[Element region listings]

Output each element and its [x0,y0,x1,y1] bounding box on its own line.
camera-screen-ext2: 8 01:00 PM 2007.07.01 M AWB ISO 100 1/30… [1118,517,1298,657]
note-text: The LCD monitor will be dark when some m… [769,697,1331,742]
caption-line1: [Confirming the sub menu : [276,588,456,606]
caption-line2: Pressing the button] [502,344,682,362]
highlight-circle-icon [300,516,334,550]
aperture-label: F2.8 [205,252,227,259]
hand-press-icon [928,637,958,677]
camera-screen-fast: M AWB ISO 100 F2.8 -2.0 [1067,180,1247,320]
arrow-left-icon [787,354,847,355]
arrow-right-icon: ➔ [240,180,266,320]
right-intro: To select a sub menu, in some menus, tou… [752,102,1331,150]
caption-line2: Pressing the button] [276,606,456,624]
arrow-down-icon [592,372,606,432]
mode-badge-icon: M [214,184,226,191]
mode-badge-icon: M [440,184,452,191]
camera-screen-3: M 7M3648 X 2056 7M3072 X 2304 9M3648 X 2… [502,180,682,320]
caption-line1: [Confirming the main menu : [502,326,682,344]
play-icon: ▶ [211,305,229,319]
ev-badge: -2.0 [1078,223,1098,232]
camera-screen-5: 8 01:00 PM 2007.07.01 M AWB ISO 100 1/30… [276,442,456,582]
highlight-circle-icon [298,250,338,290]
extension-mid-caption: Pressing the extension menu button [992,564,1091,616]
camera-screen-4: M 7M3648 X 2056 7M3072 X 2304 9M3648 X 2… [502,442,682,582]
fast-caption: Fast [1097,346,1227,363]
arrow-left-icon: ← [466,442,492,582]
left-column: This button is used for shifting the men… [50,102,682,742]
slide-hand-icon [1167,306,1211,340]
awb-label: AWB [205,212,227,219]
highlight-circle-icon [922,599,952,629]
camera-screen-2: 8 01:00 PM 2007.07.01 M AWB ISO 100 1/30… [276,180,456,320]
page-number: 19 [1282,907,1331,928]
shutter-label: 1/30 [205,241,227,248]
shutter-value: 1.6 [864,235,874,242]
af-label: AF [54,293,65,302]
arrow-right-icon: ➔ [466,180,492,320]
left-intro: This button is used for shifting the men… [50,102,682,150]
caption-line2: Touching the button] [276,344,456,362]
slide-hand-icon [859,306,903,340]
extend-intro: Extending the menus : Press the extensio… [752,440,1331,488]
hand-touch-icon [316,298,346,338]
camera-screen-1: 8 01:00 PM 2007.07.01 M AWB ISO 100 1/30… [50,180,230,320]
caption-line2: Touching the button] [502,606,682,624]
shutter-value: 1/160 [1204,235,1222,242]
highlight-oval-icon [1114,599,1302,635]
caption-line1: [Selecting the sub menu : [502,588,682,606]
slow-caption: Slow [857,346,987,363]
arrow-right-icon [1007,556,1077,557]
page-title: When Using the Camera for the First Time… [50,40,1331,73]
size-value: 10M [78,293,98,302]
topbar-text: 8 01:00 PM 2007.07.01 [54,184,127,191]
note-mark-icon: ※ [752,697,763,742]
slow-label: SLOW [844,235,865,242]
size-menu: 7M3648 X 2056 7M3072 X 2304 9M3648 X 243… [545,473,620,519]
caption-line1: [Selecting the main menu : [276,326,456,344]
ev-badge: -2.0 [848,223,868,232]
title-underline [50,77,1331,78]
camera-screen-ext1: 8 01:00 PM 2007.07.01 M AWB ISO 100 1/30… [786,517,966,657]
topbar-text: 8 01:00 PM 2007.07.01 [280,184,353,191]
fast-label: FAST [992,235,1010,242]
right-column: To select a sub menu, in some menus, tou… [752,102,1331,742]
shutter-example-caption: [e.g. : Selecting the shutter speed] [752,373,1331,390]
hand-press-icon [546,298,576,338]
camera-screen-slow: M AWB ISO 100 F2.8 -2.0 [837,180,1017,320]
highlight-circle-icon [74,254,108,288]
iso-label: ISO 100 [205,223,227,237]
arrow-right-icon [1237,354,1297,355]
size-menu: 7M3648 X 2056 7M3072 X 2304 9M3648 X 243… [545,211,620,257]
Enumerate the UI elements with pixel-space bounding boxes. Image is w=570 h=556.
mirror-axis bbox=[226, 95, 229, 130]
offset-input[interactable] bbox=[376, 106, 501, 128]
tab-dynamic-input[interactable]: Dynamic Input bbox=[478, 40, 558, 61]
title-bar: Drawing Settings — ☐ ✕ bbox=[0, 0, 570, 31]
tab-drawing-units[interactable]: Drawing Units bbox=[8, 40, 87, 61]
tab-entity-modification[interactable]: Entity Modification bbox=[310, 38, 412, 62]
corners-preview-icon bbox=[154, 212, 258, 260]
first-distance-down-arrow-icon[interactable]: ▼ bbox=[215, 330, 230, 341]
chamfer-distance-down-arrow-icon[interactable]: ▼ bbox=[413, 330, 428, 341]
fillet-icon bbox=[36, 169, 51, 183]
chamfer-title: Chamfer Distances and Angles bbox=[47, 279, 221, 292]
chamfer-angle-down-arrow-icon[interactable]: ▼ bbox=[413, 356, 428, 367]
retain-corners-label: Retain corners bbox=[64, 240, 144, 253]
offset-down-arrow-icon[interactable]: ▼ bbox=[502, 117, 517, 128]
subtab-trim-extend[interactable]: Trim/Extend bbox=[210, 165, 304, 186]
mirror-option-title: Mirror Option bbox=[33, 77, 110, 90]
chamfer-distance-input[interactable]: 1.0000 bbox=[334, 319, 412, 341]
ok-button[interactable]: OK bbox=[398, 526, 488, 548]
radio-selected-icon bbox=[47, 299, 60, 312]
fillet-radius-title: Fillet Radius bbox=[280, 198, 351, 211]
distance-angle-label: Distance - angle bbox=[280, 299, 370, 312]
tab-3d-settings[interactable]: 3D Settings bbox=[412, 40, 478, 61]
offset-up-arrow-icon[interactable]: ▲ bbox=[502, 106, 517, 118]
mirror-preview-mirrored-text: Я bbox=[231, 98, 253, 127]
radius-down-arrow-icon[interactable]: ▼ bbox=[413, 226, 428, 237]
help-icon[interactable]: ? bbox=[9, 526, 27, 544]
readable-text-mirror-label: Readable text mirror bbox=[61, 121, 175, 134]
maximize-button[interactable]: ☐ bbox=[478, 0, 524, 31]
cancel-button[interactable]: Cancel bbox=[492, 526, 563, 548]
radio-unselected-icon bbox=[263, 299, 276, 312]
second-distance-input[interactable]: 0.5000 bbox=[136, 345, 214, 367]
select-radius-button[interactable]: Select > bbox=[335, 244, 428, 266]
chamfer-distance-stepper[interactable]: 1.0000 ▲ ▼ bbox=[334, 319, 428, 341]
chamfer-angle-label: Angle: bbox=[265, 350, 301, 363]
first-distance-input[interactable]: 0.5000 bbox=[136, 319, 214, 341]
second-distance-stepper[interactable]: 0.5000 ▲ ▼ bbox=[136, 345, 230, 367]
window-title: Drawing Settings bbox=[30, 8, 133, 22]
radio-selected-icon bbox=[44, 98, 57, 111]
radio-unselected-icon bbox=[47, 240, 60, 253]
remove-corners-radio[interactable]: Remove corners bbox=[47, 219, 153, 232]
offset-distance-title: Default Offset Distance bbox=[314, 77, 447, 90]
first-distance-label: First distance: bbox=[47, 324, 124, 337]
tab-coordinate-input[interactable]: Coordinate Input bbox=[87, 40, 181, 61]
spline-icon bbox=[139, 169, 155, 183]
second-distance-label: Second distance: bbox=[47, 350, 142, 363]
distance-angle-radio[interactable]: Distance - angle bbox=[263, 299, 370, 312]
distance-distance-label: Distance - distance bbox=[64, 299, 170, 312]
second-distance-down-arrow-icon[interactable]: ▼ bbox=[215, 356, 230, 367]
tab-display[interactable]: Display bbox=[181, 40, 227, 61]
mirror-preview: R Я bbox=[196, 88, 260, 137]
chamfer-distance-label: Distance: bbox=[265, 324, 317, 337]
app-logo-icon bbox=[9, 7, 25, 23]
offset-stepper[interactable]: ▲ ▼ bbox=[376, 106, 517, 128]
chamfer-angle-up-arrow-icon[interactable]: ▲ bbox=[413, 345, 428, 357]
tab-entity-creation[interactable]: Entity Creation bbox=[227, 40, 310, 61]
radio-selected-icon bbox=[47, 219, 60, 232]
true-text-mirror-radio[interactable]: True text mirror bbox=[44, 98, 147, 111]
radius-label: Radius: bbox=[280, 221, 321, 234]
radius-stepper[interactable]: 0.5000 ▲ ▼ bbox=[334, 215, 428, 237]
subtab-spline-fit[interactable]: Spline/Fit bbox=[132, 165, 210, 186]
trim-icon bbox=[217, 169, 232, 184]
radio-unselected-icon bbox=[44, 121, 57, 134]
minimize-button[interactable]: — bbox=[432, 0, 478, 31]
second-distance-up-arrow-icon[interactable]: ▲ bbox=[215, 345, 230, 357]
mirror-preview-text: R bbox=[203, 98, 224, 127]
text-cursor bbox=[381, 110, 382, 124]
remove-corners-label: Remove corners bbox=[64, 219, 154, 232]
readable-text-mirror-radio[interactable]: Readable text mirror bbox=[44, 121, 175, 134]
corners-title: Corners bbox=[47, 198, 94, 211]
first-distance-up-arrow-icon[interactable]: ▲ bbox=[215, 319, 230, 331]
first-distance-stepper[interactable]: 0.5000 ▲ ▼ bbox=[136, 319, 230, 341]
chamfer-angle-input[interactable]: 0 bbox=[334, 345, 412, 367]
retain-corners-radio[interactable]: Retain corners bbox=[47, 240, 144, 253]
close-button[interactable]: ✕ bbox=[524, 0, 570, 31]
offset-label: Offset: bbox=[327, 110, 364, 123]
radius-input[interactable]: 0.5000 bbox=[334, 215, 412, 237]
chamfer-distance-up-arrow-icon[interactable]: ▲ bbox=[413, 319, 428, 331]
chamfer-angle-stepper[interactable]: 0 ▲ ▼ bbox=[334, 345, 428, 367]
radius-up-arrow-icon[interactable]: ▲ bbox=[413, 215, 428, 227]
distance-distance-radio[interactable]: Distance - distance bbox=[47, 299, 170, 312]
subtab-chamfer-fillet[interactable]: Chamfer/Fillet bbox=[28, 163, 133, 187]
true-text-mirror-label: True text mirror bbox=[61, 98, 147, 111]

**Problem to solve:**
Reproduce everything from the start of the rows down to the row containing "caption-line2: Pressing the button] [502,344,682,362]", including both ends.

**Solution to the exercise:**
Output each element and its [x0,y0,x1,y1] bounding box on its own line.
camera-screen-ext2: 8 01:00 PM 2007.07.01 M AWB ISO 100 1/30… [1118,517,1298,657]
note-text: The LCD monitor will be dark when some m… [769,697,1331,742]
caption-line1: [Confirming the sub menu : [276,588,456,606]
caption-line2: Pressing the button] [502,344,682,362]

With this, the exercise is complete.